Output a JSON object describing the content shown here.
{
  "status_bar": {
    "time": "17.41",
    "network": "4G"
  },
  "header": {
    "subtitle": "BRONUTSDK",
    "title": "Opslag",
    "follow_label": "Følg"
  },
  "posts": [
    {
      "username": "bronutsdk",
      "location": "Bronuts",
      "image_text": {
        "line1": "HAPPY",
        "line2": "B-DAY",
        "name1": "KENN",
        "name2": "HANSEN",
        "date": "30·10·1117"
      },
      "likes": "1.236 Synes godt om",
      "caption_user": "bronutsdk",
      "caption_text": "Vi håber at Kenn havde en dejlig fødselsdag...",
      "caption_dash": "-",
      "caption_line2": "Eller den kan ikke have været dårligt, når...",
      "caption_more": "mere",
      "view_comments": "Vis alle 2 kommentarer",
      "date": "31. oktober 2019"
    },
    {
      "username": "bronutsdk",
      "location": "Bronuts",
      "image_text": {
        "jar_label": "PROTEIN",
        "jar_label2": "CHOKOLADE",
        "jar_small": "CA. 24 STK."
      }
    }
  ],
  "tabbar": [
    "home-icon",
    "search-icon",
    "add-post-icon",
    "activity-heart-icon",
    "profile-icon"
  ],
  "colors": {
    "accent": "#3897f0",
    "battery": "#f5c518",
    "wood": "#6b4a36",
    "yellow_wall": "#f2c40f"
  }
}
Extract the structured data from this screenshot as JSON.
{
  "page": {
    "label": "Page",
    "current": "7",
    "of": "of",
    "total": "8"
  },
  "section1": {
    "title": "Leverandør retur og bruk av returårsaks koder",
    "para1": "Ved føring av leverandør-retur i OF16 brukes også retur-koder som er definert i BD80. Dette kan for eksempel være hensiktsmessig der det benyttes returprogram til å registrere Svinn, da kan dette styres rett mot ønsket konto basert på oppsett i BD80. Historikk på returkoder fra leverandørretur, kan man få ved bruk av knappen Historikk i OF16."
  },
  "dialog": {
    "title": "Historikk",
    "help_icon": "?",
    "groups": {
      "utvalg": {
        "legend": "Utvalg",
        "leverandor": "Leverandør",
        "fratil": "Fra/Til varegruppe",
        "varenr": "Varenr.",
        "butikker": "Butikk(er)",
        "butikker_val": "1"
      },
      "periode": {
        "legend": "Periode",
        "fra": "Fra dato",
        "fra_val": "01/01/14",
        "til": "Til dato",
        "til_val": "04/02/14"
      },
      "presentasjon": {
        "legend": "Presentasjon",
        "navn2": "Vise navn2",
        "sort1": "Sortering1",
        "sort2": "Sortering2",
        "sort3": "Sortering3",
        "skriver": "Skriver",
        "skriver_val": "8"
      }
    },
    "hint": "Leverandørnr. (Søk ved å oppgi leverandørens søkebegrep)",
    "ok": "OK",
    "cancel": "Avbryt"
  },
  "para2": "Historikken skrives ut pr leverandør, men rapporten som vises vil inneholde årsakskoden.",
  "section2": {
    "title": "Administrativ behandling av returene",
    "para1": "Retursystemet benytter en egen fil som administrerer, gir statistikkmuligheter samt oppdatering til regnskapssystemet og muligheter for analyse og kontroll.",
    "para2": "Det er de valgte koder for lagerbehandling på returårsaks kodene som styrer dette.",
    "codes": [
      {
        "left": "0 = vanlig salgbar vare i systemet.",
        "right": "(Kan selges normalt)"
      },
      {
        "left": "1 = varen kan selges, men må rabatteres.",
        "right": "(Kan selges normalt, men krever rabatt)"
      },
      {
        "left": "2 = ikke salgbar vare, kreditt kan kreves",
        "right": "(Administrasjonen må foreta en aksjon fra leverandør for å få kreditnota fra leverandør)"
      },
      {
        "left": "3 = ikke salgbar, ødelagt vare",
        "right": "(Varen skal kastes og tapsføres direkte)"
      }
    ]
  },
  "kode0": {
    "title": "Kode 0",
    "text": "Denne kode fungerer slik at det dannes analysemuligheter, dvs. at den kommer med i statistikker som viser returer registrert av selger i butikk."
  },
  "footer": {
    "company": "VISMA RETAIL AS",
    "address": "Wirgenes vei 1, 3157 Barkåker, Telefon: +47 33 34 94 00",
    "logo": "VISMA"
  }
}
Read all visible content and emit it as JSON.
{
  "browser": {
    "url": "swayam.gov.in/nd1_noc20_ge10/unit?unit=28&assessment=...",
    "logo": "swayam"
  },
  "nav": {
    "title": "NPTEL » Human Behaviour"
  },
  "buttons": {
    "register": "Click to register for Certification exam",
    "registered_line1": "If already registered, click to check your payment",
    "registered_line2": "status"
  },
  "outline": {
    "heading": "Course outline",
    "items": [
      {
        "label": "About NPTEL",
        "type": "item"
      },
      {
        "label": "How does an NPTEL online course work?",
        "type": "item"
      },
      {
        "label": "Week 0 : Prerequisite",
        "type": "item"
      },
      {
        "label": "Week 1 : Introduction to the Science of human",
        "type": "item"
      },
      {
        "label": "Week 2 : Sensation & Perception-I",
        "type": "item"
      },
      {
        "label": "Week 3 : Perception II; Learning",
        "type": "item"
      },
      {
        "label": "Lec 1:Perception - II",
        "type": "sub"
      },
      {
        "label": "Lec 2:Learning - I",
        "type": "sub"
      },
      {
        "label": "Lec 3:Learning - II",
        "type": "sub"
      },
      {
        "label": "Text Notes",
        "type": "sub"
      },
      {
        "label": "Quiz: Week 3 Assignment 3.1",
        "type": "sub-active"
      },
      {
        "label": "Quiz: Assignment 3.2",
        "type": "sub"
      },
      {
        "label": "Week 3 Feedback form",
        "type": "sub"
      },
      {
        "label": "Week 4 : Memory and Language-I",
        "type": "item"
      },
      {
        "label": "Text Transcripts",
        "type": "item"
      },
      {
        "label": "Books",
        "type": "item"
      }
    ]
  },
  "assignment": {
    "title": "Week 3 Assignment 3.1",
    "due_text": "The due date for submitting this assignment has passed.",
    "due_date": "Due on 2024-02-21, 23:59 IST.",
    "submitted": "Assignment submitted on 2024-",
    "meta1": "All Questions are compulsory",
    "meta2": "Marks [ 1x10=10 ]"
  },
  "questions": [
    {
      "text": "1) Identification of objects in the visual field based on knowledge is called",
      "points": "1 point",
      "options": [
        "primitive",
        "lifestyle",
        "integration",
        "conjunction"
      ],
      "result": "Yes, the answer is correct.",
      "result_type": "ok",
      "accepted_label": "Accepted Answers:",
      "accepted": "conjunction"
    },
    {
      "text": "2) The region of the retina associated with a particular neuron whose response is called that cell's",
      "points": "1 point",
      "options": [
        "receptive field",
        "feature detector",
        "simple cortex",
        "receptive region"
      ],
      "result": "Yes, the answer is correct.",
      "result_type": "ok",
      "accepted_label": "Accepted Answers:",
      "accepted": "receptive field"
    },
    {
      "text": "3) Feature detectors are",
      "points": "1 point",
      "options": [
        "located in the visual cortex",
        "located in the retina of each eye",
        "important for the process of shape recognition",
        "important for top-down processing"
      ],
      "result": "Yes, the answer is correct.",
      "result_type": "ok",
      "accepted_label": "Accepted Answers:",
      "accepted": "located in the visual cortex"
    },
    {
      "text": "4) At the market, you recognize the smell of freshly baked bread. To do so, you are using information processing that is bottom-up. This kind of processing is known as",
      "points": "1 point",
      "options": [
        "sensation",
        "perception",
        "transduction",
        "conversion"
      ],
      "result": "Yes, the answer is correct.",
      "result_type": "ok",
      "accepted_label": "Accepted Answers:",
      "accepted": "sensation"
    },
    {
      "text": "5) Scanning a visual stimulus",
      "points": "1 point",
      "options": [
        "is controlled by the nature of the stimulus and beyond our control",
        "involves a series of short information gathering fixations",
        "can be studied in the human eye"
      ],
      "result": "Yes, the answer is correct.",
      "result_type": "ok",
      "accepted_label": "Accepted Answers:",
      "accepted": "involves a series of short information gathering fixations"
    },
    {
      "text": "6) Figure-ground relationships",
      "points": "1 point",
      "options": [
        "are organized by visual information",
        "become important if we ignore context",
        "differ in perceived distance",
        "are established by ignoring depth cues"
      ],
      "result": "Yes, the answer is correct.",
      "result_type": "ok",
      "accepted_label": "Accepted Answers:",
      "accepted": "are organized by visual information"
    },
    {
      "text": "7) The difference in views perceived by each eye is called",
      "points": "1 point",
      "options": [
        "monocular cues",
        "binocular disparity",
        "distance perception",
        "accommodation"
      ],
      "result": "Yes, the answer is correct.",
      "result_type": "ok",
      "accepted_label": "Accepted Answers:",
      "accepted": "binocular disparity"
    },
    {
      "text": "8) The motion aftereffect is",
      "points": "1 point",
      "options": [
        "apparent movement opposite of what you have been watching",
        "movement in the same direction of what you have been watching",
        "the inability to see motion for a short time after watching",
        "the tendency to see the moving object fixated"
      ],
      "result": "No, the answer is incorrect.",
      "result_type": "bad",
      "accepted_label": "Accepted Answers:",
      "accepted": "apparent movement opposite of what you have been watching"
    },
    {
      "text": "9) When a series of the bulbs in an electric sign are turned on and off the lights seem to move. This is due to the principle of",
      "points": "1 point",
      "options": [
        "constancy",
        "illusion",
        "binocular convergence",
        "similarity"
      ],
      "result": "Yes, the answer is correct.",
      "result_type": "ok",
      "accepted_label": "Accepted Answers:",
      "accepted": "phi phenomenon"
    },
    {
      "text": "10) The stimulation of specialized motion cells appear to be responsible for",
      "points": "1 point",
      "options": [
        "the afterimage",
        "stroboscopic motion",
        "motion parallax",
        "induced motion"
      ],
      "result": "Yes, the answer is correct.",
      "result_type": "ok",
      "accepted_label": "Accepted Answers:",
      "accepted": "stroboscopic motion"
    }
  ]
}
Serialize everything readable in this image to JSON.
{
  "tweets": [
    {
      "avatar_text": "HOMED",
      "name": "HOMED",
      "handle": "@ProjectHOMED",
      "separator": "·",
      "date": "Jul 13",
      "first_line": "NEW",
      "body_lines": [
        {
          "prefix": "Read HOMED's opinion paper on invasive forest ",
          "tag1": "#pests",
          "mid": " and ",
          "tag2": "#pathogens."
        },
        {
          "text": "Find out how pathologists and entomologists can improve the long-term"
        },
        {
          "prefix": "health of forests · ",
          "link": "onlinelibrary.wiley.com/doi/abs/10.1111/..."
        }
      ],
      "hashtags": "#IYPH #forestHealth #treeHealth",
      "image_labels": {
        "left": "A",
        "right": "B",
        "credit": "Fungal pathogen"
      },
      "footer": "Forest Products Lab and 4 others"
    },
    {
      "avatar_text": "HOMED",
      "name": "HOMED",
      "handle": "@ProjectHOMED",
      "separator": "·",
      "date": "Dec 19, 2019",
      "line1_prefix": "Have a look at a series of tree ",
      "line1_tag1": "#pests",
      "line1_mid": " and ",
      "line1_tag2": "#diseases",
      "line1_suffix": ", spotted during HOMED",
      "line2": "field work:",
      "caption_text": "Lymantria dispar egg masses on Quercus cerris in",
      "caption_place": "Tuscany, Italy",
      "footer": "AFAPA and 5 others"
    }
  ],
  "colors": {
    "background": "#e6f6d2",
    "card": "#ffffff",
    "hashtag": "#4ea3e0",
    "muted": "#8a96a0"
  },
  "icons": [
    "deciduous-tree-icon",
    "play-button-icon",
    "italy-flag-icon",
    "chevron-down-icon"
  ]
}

________

- Exercise brief
In the lines above, find the word "movement" and copy each line that contains it.

- Your response
        "apparent movement opposite of what you have been watching",
        "movement in the same direction of what you have been watching",
      "accepted": "apparent movement opposite of what you have been watching"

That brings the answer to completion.